WHAT IS NEEDED: Identify each line below that contains the word "level", and copy it out.

[Source records]
++++++++++++++++++++

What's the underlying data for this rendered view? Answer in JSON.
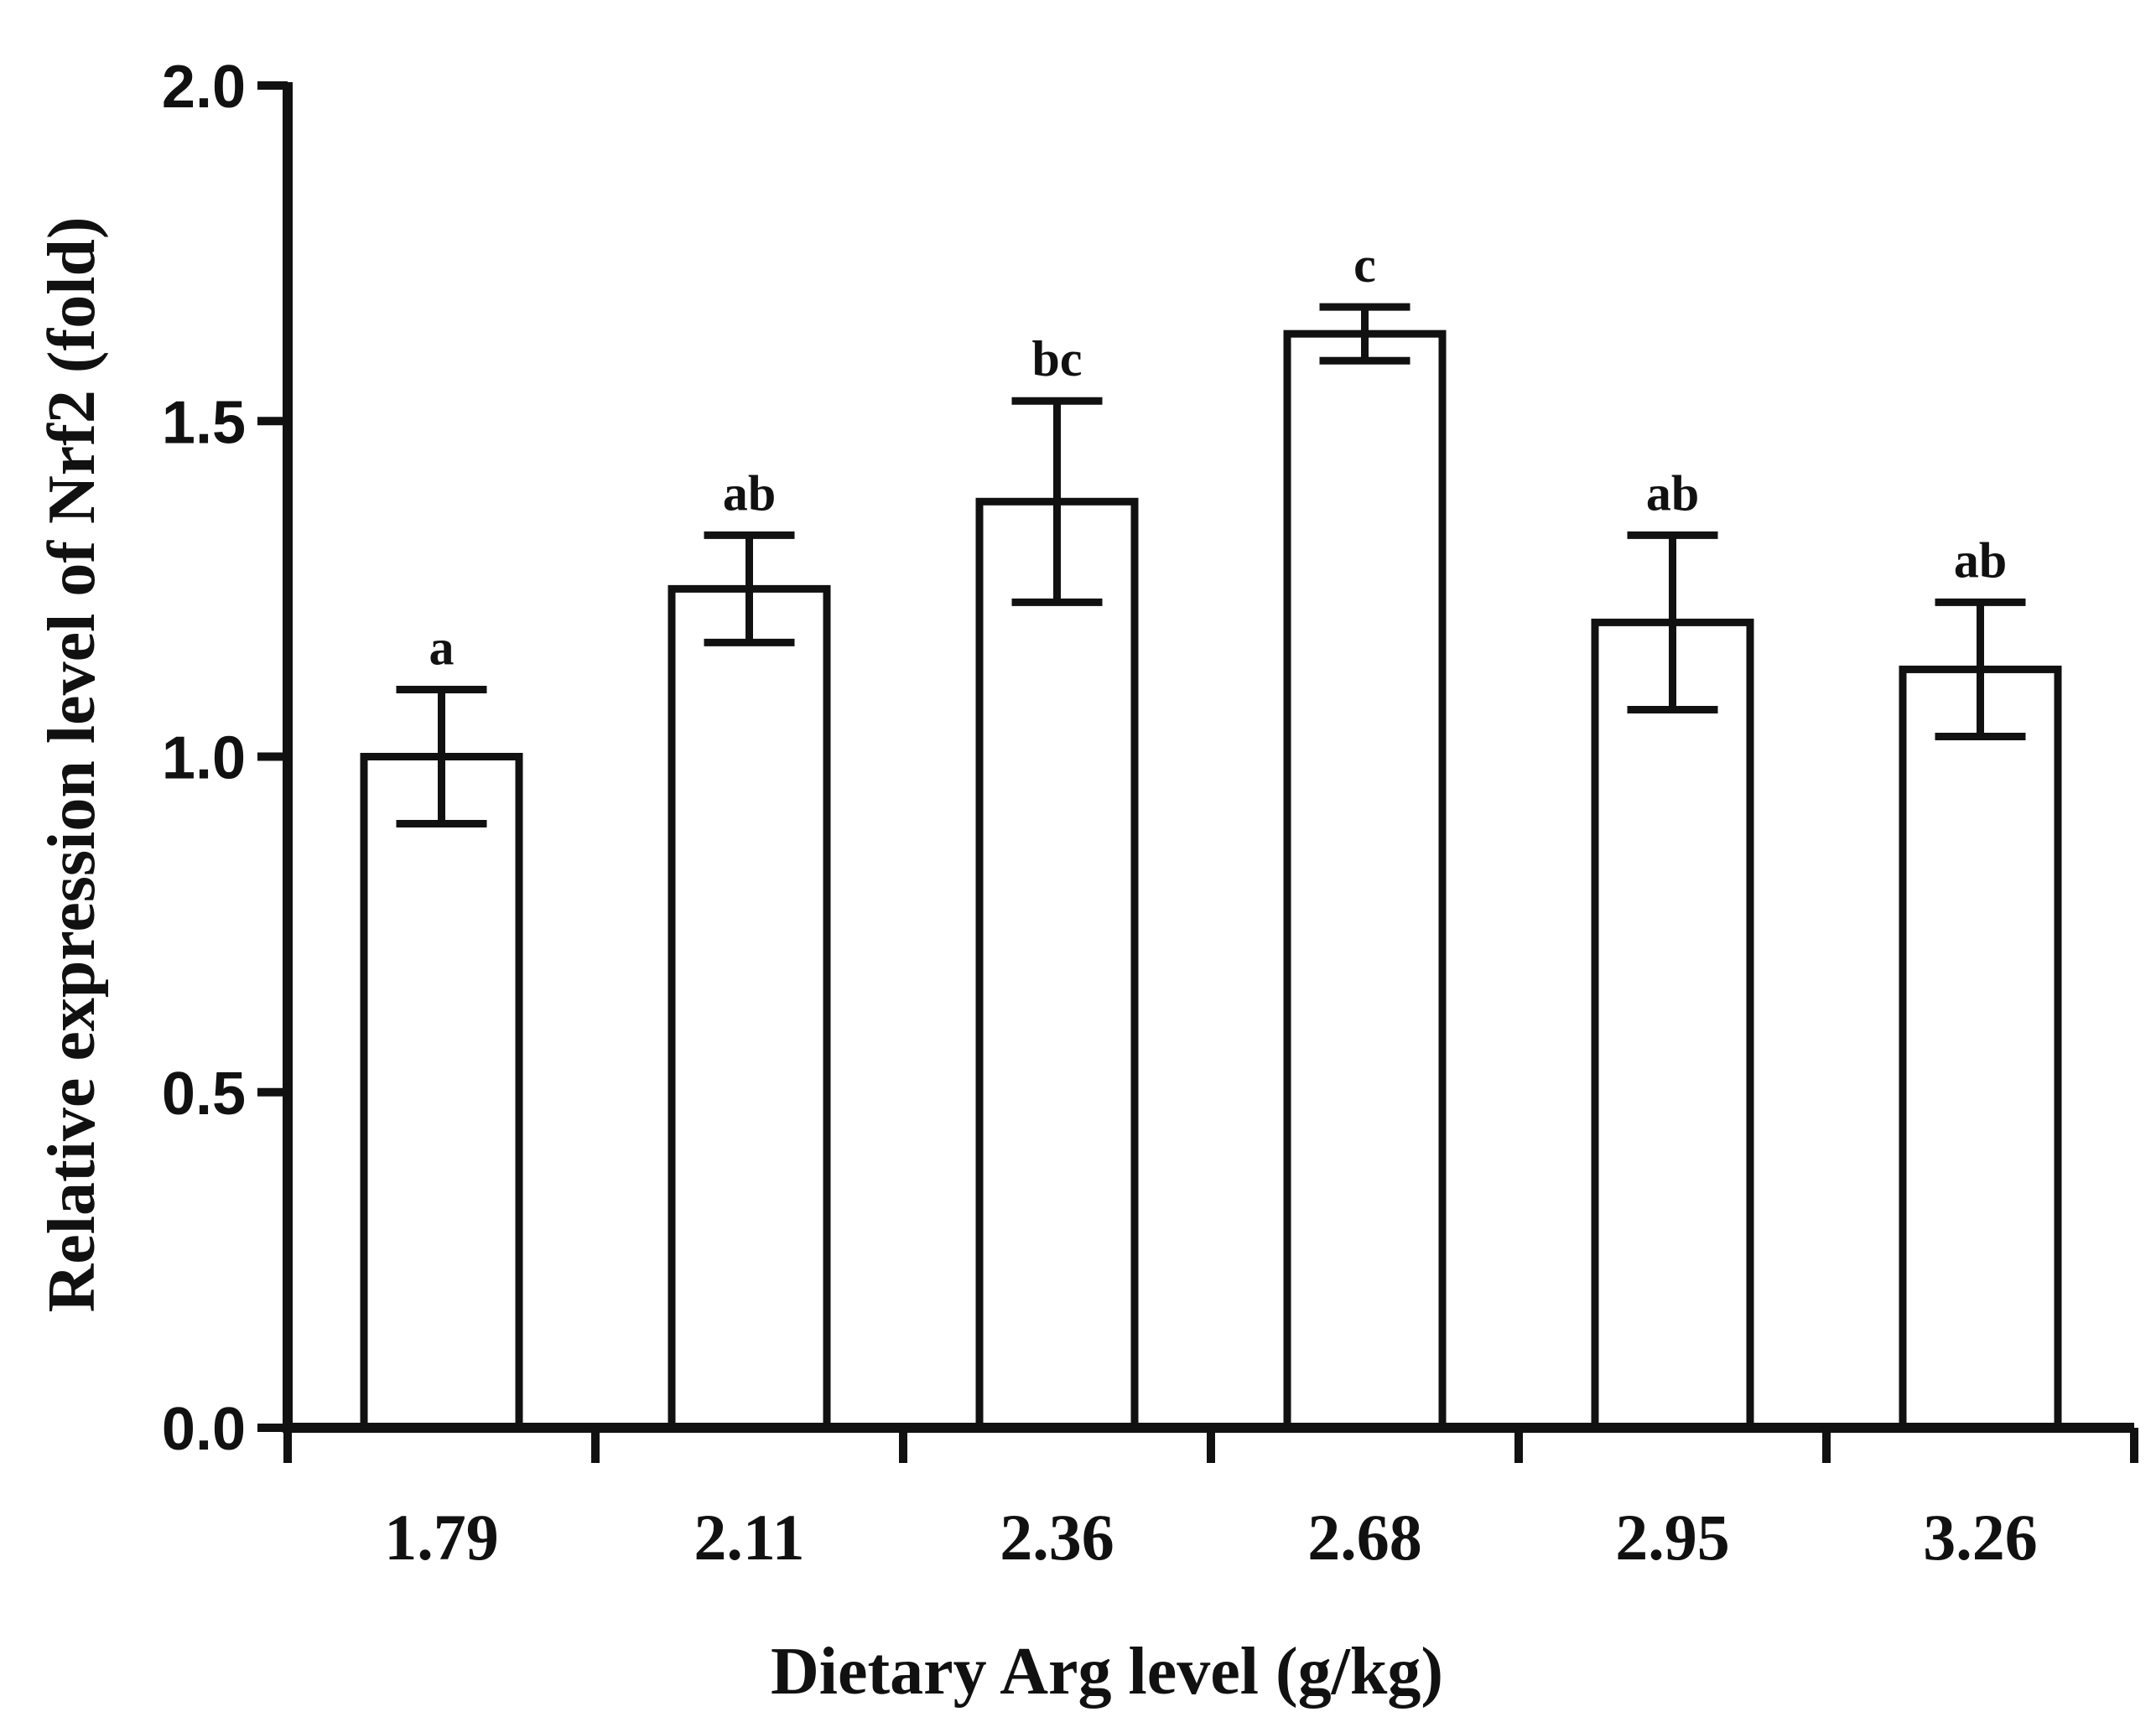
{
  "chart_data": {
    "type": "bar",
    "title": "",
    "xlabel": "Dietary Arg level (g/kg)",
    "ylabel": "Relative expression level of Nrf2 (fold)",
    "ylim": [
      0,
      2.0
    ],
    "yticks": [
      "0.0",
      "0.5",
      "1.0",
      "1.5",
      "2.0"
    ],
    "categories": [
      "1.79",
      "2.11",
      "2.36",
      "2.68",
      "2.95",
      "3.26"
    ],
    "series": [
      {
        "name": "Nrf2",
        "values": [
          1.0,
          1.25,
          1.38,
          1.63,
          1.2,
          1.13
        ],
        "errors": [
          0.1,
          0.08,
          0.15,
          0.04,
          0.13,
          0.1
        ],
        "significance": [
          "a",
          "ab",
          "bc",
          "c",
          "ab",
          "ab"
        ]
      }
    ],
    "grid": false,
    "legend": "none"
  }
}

++++++++++++++++++++

COMPLETE ANSWER:
    "xlabel": "Dietary Arg level (g/kg)",
    "ylabel": "Relative expression level of Nrf2 (fold)",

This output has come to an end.